[Region boundary data]
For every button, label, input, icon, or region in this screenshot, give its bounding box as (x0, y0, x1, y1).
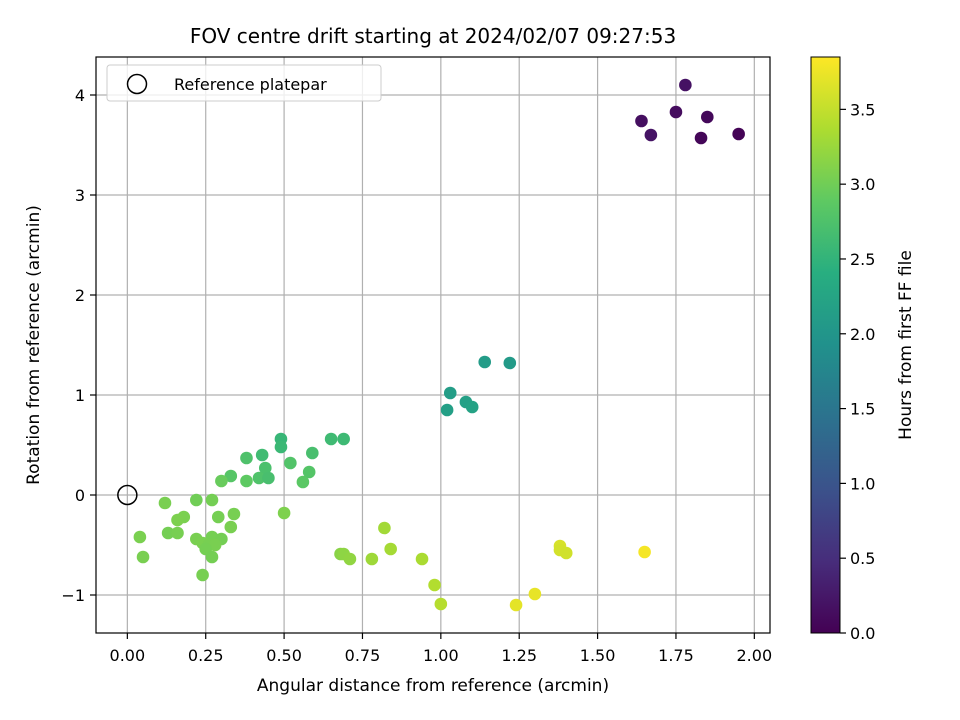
colorbar: 0.0 0.5 1.0 1.5 2.0 2.5 3.0 3.5 Hours from firs… (810, 56, 916, 643)
x-tick-label: 1.25 (501, 646, 537, 665)
legend: Reference platepar (106, 64, 382, 102)
x-tick-label: 1.00 (423, 646, 459, 665)
y-tick-label: 3 (75, 186, 85, 205)
y-axis-ticks: −1 0 1 2 3 4 (61, 86, 96, 605)
y-tick-label: 0 (75, 486, 85, 505)
scatter-point (208, 538, 222, 552)
colorbar-tick-label: 2.0 (850, 325, 875, 344)
scatter-point (306, 446, 319, 460)
y-tick-label: −1 (61, 586, 85, 605)
colorbar-tick-label: 3.5 (850, 100, 875, 119)
x-tick-label: 1.50 (580, 646, 616, 665)
colorbar-tick-label: 2.5 (850, 250, 875, 269)
x-axis-label: Angular distance from reference (arcmin) (257, 676, 609, 696)
plot-frame (95, 56, 771, 634)
scatter-point (302, 465, 316, 479)
grid-lines (96, 57, 770, 633)
scatter-point (528, 587, 542, 601)
scatter-point (644, 128, 658, 142)
colorbar-tick-label: 0.0 (850, 624, 875, 643)
scatter-point (277, 506, 291, 520)
colorbar-gradient (811, 57, 840, 633)
scatter-point (224, 520, 238, 534)
scatter-point (215, 474, 228, 488)
scatter-point (205, 493, 219, 507)
reference-marker-layer (117, 484, 138, 506)
scatter-point (694, 131, 708, 145)
colorbar-ticks: 0.0 0.5 1.0 1.5 2.0 2.5 3.0 3.5 (840, 100, 875, 643)
scatter-point (701, 110, 714, 124)
scatter-point (428, 578, 441, 592)
scatter-point (378, 521, 391, 535)
x-tick-label: 0.00 (110, 646, 146, 665)
x-tick-label: 1.75 (658, 646, 694, 665)
scatter-point (669, 105, 683, 119)
scatter-point (205, 550, 219, 564)
colorbar-tick-label: 1.0 (850, 474, 875, 493)
scatter-point (258, 461, 272, 475)
scatter-point (171, 513, 184, 527)
scatter-point (158, 496, 172, 510)
y-tick-label: 2 (75, 286, 85, 305)
scatter-point (136, 550, 150, 564)
x-tick-label: 0.50 (266, 646, 302, 665)
y-tick-label: 4 (75, 86, 85, 105)
scatter-point (255, 448, 269, 462)
scatter-point (415, 552, 429, 566)
scatter-point (211, 510, 225, 524)
scatter-point (443, 386, 457, 400)
scatter-point (365, 552, 379, 566)
scatter-point (227, 507, 241, 521)
scatter-point (296, 475, 310, 489)
scatter-point (240, 451, 253, 465)
scatter-point (384, 542, 397, 556)
colorbar-tick-label: 3.0 (850, 175, 875, 194)
scatter-point (274, 440, 288, 454)
scatter-point (190, 493, 203, 507)
x-tick-label: 0.25 (188, 646, 224, 665)
legend-entry: Reference platepar (174, 75, 327, 94)
scatter-point (284, 456, 297, 470)
scatter-point (337, 432, 350, 446)
scatter-point (196, 568, 209, 582)
scatter-point (732, 127, 745, 141)
scatter-point (635, 114, 648, 128)
scatter-point (440, 403, 454, 417)
x-axis-ticks: 0.00 0.25 0.50 0.75 1.00 1.25 1.50 1.75 2.00 (110, 633, 773, 665)
scatter-point (478, 355, 492, 369)
scatter-point (465, 400, 479, 414)
scatter-point (262, 471, 275, 485)
scatter-points (133, 78, 745, 612)
legend-box (106, 64, 382, 102)
y-tick-label: 1 (75, 386, 85, 405)
scatter-point (503, 356, 517, 370)
scatter-point (559, 546, 573, 560)
scatter-point (434, 597, 448, 611)
scatter-point (324, 432, 338, 446)
x-tick-label: 0.75 (345, 646, 381, 665)
scatter-point (240, 474, 253, 488)
colorbar-tick-label: 1.5 (850, 400, 875, 419)
colorbar-label: Hours from first FF file (896, 250, 916, 440)
scatter-point (161, 526, 175, 540)
y-axis-label: Rotation from reference (arcmin) (24, 205, 44, 485)
scatter-point (638, 545, 651, 559)
scatter-point (343, 552, 357, 566)
scatter-point (509, 598, 523, 612)
scatter-point (224, 469, 238, 483)
scatter-point (133, 530, 147, 544)
colorbar-frame (810, 56, 841, 634)
scatter-point (171, 526, 184, 540)
chart-title: FOV centre drift starting at 2024/02/07 … (190, 24, 676, 48)
colorbar-tick-label: 0.5 (850, 549, 875, 568)
scatter-point (252, 471, 266, 485)
scatter-point (679, 78, 692, 92)
reference-platepar-marker (117, 484, 138, 506)
x-tick-label: 2.00 (737, 646, 773, 665)
legend-marker (126, 73, 148, 95)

__Exercise directions__.
Give every line of the rows above as a JSON list of strings, one string per line, leaving out blank lines and the pictures.

__Finished task__.
[
  "For every button, label, input, icon, or region in this screenshot, give its bounding box as (x0, y0, x1, y1).",
  "colorbar: 0.0 0.5 1.0 1.5 2.0 2.5 3.0 3.5 Hours from firs… (810, 56, 916, 643)",
  "x-tick-label: 1.25 (501, 646, 537, 665)",
  "legend: Reference platepar (106, 64, 382, 102)",
  "x-tick-label: 1.00 (423, 646, 459, 665)",
  "y-tick-label: 3 (75, 186, 85, 205)",
  "y-axis-ticks: −1 0 1 2 3 4 (61, 86, 96, 605)",
  "y-tick-label: 0 (75, 486, 85, 505)",
  "scatter-point (208, 538, 222, 552)",
  "colorbar-tick-label: 2.0 (850, 325, 875, 344)",
  "scatter-point (306, 446, 319, 460)",
  "y-tick-label: −1 (61, 586, 85, 605)",
  "colorbar-tick-label: 3.5 (850, 100, 875, 119)",
  "x-tick-label: 1.50 (580, 646, 616, 665)",
  "colorbar-tick-label: 2.5 (850, 250, 875, 269)",
  "x-axis-label: Angular distance from reference (arcmin) (257, 676, 609, 696)",
  "plot-frame (95, 56, 771, 634)",
  "scatter-point (302, 465, 316, 479)",
  "grid-lines (96, 57, 770, 633)",
  "scatter-point (528, 587, 542, 601)",
  "scatter-point (644, 128, 658, 142)",
  "colorbar-tick-label: 0.0 (850, 624, 875, 643)",
  "scatter-point (277, 506, 291, 520)",
  "colorbar-gradient (811, 57, 840, 633)",
  "scatter-point (224, 520, 238, 534)",
  "scatter-point (215, 474, 228, 488)",
  "scatter-point (205, 493, 219, 507)",
  "reference-marker-layer (117, 484, 138, 506)",
  "scatter-point (694, 131, 708, 145)",
  "colorbar-ticks: 0.0 0.5 1.0 1.5 2.0 2.5 3.0 3.5 (840, 100, 875, 643)",
  "scatter-point (701, 110, 714, 124)",
  "scatter-point (428, 578, 441, 592)",
  "scatter-point (378, 521, 391, 535)",
  "x-tick-label: 0.00 (110, 646, 146, 665)",
  "x-tick-label: 1.75 (658, 646, 694, 665)",
  "scatter-point (669, 105, 683, 119)",
  "scatter-point (205, 550, 219, 564)",
  "colorbar-tick-label: 1.0 (850, 474, 875, 493)",
  "scatter-point (258, 461, 272, 475)",
  "scatter-point (171, 513, 184, 527)",
  "scatter-point (158, 496, 172, 510)",
  "y-tick-label: 2 (75, 286, 85, 305)",
  "scatter-point (136, 550, 150, 564)",
  "x-tick-label: 0.50 (266, 646, 302, 665)",
  "y-tick-label: 4 (75, 86, 85, 105)",
  "scatter-point (255, 448, 269, 462)",
  "scatter-point (415, 552, 429, 566)",
  "scatter-point (211, 510, 225, 524)",
  "scatter-point (443, 386, 457, 400)",
  "scatter-point (365, 552, 379, 566)",
  "scatter-point (227, 507, 241, 521)",
  "scatter-point (296, 475, 310, 489)",
  "scatter-point (240, 451, 253, 465)",
  "scatter-point (384, 542, 397, 556)",
  "colorbar-tick-label: 3.0 (850, 175, 875, 194)",
  "scatter-point (274, 440, 288, 454)",
  "scatter-point (190, 493, 203, 507)",
  "x-tick-label: 0.25 (188, 646, 224, 665)",
  "legend-entry: Reference platepar (174, 75, 327, 94)",
  "scatter-point (284, 456, 297, 470)",
  "scatter-point (337, 432, 350, 446)",
  "scatter-point (196, 568, 209, 582)",
  "scatter-point (732, 127, 745, 141)",
  "scatter-point (635, 114, 648, 128)",
  "scatter-point (440, 403, 454, 417)",
  "x-axis-ticks: 0.00 0.25 0.50 0.75 1.00 1.25 1.50 1.75 2.00 (110, 633, 773, 665)",
  "scatter-point (478, 355, 492, 369)",
  "scatter-point (465, 400, 479, 414)",
  "scatter-point (262, 471, 275, 485)",
  "scatter-points (133, 78, 745, 612)",
  "legend-box (106, 64, 382, 102)",
  "y-tick-label: 1 (75, 386, 85, 405)",
  "scatter-point (503, 356, 517, 370)",
  "scatter-point (559, 546, 573, 560)",
  "scatter-point (434, 597, 448, 611)",
  "scatter-point (324, 432, 338, 446)",
  "x-tick-label: 0.75 (345, 646, 381, 665)",
  "scatter-point (240, 474, 253, 488)",
  "colorbar-tick-label: 1.5 (850, 400, 875, 419)",
  "colorbar-label: Hours from first FF file (896, 250, 916, 440)",
  "scatter-point (161, 526, 175, 540)",
  "y-axis-label: Rotation from reference (arcmin) (24, 205, 44, 485)",
  "scatter-point (638, 545, 651, 559)",
  "scatter-point (343, 552, 357, 566)",
  "scatter-point (509, 598, 523, 612)",
  "scatter-point (224, 469, 238, 483)",
  "scatter-point (133, 530, 147, 544)",
  "colorbar-frame (810, 56, 841, 634)",
  "scatter-point (171, 526, 184, 540)",
  "chart-title: FOV centre drift starting at 2024/02/07 … (190, 24, 676, 48)",
  "colorbar-tick-label: 0.5 (850, 549, 875, 568)",
  "scatter-point (252, 471, 266, 485)",
  "scatter-point (679, 78, 692, 92)",
  "reference-platepar-marker (117, 484, 138, 506)",
  "x-tick-label: 2.00 (737, 646, 773, 665)",
  "legend-marker (126, 73, 148, 95)"
]